> **Problems**:
1. Decide whether each statement below agrees with the court opinion that follows, answering yes or no and quoting the words of the opinion that settle it: (a) The power shovel was owned by Kitsap County. (b) The jury returned a verdict for the railroad on the shovel operator's claim. (c) The county appealed the verdict that denied its claim.
2. In the court opinion that follows, at what kind of crossing was the shovel struck by the train?
3. Reproduce the passage of the court opinion that follows from "September 24, 1964." to "from this ruling.".

> **Provided text**:
= = = = = = =

Haft v. Northern Pac. R. Co.

Annotate this Case

64 Wn.2d 957 (1964)

395 P.2d 482

GUS HAFT, Appellant, v. NORTHERN PACIFIC RAILWAY COMPANY, Respondent.[*]

No. 36516.

The Supreme Court of Washington, Department Two.

September 24, 1964.

Greive & Law, by R.R. Bob Greive, for appellant.

Dean H. Eastman and Robert J. Allerdice, for respondent.

HAMILTON, J.

Plaintiff (appellant), the operator of a power shovel owned by Kitsap County, was injured when the shovel was struck by defendant's (respondent's) train at a private crossing. Following a jury verdict in favor of plaintiff, the trial court granted defendant's motion for judgment notwithstanding the verdict, and in the alternative for a new trial. Plaintiff appeals from this ruling.

This action was consolidated for trial with two other actions arising out of the same accident; the county's action against the railroad, and the railroad's action against the county, for property damage to the shovel and the locomotive. In the latter two actions the jury denied recovery to either party. Neither the county nor the railroad has appealed from the verdicts denying their claims.

= = = = = = =

> **Data lines**:
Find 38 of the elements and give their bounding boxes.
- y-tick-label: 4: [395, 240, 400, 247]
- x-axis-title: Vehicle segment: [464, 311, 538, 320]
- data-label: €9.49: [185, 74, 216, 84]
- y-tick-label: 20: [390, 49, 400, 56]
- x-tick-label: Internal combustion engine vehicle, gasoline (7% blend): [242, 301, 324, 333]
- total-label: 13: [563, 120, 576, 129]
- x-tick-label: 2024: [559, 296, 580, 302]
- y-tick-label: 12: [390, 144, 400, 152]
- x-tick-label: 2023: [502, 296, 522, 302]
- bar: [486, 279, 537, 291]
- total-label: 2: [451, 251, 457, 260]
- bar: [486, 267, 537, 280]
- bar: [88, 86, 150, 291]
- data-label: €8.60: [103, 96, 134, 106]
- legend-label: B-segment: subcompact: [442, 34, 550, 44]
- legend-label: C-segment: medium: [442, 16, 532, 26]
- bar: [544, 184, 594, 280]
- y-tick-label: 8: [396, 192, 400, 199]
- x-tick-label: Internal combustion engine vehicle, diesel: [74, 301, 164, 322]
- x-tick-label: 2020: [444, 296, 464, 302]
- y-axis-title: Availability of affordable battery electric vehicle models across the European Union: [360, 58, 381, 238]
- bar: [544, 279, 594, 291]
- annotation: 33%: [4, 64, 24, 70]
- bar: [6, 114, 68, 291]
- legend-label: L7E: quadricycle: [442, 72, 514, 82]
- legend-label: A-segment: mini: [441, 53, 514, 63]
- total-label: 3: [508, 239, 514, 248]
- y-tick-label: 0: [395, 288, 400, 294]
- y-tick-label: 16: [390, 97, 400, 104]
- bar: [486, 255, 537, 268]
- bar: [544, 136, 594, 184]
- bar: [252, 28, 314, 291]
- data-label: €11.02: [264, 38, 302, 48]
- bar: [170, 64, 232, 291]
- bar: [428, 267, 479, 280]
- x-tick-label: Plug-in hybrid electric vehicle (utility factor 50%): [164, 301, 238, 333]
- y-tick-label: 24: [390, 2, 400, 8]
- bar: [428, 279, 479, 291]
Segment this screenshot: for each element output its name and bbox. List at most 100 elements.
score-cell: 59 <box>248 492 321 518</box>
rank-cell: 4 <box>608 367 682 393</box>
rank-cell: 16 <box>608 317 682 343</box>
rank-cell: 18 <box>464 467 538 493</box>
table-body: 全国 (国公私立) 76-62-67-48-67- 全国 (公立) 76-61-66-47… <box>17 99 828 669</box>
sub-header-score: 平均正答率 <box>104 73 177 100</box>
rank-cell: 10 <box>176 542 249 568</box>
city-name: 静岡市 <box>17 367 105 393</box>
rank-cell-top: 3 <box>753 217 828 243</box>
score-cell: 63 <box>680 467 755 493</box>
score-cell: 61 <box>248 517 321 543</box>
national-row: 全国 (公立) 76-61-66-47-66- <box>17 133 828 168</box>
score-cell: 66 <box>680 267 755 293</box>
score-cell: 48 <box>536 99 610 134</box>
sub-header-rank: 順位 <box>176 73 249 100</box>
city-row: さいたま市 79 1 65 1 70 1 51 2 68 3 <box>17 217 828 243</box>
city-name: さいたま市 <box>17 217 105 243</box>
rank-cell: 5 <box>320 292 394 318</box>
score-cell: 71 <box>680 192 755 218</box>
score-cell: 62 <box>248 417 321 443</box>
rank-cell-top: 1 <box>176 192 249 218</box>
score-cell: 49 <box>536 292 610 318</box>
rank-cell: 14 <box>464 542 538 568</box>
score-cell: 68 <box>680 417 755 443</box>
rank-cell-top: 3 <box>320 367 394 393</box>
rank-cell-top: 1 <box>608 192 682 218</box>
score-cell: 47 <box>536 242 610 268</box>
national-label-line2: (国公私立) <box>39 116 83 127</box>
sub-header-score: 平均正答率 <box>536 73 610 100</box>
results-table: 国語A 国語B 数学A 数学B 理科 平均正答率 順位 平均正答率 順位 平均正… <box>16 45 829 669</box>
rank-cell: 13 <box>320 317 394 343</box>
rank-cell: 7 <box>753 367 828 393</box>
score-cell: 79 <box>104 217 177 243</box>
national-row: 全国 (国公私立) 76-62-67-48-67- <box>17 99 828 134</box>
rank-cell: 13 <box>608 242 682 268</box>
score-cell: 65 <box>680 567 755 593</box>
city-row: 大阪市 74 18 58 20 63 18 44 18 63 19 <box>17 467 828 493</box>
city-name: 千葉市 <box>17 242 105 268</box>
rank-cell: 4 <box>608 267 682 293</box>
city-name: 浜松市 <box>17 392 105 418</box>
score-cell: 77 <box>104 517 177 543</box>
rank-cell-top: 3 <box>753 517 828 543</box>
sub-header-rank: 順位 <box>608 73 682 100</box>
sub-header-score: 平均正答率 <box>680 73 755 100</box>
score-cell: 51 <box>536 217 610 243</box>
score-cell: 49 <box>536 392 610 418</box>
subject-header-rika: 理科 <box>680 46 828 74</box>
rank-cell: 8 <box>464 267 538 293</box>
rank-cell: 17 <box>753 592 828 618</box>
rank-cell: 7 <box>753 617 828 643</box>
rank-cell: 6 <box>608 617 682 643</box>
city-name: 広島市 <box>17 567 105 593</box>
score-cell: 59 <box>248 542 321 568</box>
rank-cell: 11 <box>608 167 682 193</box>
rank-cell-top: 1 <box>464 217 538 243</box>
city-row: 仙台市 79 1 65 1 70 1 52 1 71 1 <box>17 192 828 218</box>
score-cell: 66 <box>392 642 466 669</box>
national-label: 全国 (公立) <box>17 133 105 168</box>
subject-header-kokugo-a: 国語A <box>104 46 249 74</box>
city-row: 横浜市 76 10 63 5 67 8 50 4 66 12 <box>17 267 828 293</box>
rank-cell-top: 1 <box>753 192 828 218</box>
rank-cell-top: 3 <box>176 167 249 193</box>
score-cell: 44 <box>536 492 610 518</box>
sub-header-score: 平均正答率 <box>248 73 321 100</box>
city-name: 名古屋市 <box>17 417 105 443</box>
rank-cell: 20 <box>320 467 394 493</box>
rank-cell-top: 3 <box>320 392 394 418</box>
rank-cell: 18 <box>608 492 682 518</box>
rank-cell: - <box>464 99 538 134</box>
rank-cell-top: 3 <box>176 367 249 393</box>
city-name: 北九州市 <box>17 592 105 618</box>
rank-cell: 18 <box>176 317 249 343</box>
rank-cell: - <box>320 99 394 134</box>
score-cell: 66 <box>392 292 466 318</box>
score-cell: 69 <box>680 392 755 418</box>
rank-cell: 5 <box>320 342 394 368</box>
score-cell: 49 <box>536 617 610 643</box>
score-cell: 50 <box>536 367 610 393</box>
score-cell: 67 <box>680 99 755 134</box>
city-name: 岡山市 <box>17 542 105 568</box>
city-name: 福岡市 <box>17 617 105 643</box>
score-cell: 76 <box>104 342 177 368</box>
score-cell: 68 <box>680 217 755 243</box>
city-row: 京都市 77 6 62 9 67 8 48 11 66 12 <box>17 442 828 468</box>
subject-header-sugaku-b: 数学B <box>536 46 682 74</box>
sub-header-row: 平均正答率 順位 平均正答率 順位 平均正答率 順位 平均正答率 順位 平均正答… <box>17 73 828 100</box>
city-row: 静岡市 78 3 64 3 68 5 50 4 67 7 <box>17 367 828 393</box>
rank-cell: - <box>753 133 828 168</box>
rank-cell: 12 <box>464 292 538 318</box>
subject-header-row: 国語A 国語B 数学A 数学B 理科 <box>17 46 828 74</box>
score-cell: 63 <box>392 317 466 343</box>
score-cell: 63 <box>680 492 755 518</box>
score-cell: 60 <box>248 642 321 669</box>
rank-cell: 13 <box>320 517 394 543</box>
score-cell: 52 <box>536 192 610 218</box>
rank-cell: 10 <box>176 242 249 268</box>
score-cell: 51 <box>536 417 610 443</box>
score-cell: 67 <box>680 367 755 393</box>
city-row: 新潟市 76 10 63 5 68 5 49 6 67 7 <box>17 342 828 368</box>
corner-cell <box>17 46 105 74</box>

= = = = = = =

> **Solved problems**:
1.
(a) Yes: "the operator of a power shovel owned by Kitsap County"
(b) No: "Following a jury verdict in favor of plaintiff"
(c) No: "Neither the county nor the railroad has appealed from the verdicts denying their claims."

2. At a private crossing.

3.
September 24, 1964.

Greive & Law, by R.R. Bob Greive, for appellant.

Dean H. Eastman and Robert J. Allerdice, for respondent.

HAMILTON, J.

Plaintiff (appellant), the operator of a power shovel owned by Kitsap County, was injured when the shovel was struck by defendant's (respondent's) train at a private crossing. Following a jury verdict in favor of plaintiff, the trial court granted defendant's motion for judgment notwithstanding the verdict, and in the alternative for a new trial. Plaintiff appeals from this ruling.